■ **EXERCISE GOAL**: Show all lines from the listing below that contain "Typical".

=-=-=

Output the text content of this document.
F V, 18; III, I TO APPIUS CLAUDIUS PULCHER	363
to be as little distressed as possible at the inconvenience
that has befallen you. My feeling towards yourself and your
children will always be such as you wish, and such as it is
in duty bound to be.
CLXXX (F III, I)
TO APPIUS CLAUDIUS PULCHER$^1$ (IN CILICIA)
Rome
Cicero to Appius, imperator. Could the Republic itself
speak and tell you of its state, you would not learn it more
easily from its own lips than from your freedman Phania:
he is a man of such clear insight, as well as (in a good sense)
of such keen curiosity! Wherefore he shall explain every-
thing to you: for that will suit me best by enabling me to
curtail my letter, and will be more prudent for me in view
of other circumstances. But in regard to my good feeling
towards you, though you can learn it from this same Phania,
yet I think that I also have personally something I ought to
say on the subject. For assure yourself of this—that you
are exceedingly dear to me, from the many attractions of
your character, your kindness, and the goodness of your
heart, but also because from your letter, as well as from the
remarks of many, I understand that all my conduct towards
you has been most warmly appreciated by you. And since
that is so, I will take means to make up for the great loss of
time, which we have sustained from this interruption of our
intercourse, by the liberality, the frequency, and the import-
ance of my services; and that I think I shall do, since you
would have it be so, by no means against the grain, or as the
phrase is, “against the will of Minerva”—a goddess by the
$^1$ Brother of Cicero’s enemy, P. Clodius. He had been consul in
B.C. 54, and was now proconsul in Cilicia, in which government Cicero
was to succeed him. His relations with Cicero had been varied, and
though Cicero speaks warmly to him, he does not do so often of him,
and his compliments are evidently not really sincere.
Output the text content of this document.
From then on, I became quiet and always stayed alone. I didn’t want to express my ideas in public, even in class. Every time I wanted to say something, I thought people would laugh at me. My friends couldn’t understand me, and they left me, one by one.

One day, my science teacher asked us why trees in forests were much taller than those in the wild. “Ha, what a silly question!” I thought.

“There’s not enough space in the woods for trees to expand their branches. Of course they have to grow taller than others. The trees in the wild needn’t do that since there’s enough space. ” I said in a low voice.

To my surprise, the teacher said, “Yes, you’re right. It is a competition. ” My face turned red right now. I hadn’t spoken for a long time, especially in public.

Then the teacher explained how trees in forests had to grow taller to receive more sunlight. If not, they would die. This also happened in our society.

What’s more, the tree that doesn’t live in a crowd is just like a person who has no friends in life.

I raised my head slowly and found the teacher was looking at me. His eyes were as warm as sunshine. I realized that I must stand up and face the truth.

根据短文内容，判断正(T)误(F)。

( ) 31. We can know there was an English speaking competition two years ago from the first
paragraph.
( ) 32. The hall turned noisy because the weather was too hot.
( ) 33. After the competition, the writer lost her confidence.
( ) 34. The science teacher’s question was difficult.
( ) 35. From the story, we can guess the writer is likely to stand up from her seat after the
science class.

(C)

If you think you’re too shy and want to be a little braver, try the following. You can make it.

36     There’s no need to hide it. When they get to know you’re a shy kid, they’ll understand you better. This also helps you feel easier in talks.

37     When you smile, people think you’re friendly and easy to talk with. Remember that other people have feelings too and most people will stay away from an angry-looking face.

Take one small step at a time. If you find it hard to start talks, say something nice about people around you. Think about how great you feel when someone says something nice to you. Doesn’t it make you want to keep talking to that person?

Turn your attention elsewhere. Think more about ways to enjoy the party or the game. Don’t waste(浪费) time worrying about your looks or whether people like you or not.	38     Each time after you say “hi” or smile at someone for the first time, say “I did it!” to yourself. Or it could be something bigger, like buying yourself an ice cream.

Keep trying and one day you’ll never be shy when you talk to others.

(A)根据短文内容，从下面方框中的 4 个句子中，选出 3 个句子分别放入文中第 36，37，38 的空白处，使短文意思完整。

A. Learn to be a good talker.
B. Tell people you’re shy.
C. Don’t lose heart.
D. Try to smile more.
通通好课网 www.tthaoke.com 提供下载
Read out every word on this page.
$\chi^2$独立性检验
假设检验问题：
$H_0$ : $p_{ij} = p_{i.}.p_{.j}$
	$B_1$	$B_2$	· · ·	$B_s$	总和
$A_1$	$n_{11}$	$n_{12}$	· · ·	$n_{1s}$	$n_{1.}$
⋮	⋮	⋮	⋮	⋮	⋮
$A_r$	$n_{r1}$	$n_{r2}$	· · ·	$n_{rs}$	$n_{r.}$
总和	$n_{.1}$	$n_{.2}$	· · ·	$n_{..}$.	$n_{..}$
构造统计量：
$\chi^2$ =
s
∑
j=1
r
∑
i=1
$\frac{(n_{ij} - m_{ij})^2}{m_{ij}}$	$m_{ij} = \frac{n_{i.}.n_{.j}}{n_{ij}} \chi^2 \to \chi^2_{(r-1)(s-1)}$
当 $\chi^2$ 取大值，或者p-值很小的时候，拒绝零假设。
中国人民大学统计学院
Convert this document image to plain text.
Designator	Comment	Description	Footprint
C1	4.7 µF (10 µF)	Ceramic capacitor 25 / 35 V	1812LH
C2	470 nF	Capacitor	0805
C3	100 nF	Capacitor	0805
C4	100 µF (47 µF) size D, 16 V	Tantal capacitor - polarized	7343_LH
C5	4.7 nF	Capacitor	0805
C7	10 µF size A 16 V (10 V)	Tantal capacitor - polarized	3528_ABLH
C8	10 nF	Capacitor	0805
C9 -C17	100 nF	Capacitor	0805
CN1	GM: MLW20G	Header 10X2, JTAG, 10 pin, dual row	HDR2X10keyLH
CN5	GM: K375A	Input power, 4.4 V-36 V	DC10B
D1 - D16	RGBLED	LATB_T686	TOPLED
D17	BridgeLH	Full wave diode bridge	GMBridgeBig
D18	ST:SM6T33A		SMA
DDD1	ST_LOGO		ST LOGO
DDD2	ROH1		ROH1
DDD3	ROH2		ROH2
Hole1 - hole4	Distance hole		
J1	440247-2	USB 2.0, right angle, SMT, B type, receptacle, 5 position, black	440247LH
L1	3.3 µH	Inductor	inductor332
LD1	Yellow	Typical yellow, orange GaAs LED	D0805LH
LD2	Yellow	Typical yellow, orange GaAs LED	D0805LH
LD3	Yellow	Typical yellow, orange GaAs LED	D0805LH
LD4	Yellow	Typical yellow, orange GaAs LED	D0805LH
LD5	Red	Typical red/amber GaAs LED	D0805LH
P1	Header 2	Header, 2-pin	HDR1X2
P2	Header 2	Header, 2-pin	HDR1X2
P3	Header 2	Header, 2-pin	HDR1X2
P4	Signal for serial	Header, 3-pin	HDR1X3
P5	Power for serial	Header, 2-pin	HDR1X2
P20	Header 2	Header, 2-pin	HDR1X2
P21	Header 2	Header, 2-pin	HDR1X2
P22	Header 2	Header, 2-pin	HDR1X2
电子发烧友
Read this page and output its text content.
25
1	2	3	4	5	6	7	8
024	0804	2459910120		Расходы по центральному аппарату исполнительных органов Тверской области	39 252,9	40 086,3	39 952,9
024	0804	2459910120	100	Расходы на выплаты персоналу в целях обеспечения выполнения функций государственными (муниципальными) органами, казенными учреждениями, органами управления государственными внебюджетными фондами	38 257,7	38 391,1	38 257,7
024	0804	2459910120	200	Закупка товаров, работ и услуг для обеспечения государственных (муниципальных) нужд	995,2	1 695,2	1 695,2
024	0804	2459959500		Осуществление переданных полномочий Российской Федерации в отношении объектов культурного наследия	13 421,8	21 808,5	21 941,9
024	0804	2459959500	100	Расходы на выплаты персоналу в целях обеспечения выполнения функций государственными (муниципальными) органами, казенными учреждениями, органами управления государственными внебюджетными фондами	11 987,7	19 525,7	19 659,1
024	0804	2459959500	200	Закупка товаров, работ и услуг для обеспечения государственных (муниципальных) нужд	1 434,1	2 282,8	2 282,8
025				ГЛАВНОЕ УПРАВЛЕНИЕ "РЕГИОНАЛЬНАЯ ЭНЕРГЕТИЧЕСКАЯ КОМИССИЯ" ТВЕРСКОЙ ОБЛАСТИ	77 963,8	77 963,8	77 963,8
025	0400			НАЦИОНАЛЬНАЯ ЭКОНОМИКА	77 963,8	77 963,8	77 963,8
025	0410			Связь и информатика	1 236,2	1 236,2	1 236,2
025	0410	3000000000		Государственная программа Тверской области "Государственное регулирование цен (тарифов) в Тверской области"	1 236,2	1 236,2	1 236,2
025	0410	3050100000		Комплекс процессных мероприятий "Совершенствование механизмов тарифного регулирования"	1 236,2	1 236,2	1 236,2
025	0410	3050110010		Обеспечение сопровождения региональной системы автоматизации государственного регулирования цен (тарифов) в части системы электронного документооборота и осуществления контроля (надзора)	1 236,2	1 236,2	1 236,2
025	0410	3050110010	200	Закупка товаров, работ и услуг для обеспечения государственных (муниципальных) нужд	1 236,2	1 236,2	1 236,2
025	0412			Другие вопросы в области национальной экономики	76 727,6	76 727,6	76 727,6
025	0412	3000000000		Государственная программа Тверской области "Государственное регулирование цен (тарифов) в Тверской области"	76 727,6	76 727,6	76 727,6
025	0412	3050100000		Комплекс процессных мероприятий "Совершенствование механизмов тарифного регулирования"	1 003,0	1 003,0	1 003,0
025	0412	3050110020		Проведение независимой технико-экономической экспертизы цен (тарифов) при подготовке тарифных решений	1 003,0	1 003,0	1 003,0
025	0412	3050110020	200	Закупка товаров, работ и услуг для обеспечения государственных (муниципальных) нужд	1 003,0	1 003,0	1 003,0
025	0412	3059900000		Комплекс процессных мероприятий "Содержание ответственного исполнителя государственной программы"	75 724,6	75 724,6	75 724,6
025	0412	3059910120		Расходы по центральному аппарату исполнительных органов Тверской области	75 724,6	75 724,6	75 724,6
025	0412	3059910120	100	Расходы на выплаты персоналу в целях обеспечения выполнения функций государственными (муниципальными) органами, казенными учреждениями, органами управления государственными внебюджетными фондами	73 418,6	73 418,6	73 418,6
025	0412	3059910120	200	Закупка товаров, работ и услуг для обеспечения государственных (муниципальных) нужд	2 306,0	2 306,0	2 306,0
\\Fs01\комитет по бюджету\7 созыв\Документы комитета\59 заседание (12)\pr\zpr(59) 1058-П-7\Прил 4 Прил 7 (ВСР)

=-=-=

■ **WRITTEN SOLUTION**:
LD1	Yellow	Typical yellow, orange GaAs LED	D0805LH
LD2	Yellow	Typical yellow, orange GaAs LED	D0805LH
LD3	Yellow	Typical yellow, orange GaAs LED	D0805LH
LD4	Yellow	Typical yellow, orange GaAs LED	D0805LH
LD5	Red	Typical red/amber GaAs LED	D0805LH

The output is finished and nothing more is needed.